→ LISTING:

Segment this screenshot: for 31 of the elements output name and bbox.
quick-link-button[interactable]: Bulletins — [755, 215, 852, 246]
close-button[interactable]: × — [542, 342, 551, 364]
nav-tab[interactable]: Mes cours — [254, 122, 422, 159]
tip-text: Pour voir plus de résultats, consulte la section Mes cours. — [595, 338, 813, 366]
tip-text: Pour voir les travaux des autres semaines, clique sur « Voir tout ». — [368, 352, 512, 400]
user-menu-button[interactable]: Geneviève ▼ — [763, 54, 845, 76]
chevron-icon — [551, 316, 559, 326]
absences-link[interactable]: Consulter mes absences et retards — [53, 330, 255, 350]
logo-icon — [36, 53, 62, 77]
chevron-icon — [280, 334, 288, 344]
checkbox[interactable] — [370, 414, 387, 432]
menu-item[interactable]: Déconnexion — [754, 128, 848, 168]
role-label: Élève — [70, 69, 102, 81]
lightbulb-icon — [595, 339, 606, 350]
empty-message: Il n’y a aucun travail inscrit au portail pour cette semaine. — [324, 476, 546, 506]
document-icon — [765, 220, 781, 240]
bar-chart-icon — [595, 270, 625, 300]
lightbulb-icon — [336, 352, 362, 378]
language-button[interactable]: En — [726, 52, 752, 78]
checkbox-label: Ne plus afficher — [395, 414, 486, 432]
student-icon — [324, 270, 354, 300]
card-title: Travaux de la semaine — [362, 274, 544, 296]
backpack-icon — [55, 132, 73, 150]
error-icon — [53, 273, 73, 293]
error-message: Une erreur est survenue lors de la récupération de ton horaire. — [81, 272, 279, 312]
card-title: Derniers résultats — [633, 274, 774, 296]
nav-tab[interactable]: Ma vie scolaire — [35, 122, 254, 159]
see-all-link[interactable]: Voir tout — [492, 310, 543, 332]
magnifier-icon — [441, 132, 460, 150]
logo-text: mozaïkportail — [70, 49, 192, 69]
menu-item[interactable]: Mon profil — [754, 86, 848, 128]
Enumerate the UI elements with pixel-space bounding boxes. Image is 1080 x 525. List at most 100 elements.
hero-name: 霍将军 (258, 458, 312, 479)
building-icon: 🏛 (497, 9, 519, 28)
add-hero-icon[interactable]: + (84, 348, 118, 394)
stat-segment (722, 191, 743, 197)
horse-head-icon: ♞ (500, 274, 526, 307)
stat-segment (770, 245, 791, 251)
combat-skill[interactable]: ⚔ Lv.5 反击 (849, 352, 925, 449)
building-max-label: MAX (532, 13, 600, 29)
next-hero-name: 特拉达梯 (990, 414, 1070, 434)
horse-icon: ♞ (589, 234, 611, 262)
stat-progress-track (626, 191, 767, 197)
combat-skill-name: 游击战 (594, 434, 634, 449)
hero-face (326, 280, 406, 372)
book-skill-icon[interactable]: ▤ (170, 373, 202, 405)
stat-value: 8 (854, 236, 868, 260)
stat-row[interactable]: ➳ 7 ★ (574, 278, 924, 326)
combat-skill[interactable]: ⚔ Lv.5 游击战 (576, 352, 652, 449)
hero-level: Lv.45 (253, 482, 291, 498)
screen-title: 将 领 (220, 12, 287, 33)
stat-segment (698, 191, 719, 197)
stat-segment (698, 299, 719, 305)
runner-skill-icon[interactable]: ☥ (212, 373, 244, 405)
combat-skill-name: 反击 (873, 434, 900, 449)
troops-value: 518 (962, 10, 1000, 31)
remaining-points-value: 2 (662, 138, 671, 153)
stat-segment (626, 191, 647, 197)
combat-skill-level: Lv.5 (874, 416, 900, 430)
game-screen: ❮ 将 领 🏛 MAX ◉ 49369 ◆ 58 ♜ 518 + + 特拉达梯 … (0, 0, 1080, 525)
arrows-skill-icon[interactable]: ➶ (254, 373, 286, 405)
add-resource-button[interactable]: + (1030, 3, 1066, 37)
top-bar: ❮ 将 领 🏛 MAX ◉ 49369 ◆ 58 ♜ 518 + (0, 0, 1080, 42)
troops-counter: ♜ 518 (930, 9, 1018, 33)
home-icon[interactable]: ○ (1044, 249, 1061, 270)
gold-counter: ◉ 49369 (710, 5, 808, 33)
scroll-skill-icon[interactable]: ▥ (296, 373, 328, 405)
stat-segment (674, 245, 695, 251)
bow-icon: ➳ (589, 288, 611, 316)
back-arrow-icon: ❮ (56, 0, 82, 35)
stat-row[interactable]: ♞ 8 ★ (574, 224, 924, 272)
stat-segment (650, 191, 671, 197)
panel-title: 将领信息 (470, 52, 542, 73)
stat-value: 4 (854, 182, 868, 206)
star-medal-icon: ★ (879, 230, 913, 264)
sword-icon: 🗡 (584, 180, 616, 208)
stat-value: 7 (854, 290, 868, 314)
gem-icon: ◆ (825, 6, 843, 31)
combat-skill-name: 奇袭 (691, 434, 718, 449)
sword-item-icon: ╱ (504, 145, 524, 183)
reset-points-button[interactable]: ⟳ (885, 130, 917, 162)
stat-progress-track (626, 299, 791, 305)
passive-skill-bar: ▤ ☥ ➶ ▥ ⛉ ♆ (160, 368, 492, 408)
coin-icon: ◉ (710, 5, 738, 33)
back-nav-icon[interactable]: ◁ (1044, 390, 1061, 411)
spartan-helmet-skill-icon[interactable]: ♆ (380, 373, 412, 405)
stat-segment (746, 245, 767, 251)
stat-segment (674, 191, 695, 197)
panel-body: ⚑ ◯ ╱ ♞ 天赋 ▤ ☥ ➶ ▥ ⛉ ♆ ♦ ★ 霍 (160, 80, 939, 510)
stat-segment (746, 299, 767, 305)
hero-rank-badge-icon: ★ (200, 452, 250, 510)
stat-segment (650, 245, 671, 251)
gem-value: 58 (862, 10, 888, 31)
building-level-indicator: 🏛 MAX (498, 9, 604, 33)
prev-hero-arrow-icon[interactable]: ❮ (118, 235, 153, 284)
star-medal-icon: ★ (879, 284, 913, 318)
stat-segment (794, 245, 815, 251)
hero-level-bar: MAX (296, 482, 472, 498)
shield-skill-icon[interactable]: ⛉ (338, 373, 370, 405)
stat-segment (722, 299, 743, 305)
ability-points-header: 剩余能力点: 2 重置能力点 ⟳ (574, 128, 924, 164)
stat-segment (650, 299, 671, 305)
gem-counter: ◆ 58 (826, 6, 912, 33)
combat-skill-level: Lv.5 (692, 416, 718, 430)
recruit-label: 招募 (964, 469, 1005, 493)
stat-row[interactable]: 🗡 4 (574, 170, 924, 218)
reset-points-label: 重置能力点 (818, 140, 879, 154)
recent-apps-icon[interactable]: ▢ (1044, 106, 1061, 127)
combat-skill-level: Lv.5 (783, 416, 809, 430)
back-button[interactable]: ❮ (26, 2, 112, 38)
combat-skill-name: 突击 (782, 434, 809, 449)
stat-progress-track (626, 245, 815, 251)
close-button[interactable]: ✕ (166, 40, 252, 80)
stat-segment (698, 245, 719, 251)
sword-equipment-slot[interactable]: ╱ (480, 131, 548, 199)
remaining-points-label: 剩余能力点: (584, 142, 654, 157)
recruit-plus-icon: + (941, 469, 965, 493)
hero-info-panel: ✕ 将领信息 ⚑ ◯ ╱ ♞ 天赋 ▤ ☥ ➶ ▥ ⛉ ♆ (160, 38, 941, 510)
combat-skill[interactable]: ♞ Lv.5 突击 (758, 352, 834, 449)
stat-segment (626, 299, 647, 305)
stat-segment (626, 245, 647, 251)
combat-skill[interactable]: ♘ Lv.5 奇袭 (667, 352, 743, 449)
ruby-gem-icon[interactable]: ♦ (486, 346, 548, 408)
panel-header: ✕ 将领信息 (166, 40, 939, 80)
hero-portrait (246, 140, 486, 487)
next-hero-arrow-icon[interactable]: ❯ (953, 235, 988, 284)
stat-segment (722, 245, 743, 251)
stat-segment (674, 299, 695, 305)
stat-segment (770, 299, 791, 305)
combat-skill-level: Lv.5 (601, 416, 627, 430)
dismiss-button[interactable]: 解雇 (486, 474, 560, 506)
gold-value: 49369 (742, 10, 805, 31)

→ WHAT YOU SHOULD DO:
From the records above, copy out every line that contains the word "résultats".

→ FULL OUTPUT:
tip-text: Pour voir plus de résultats, consulte la section Mes cours. — [595, 338, 813, 366]
card-title: Derniers résultats — [633, 274, 774, 296]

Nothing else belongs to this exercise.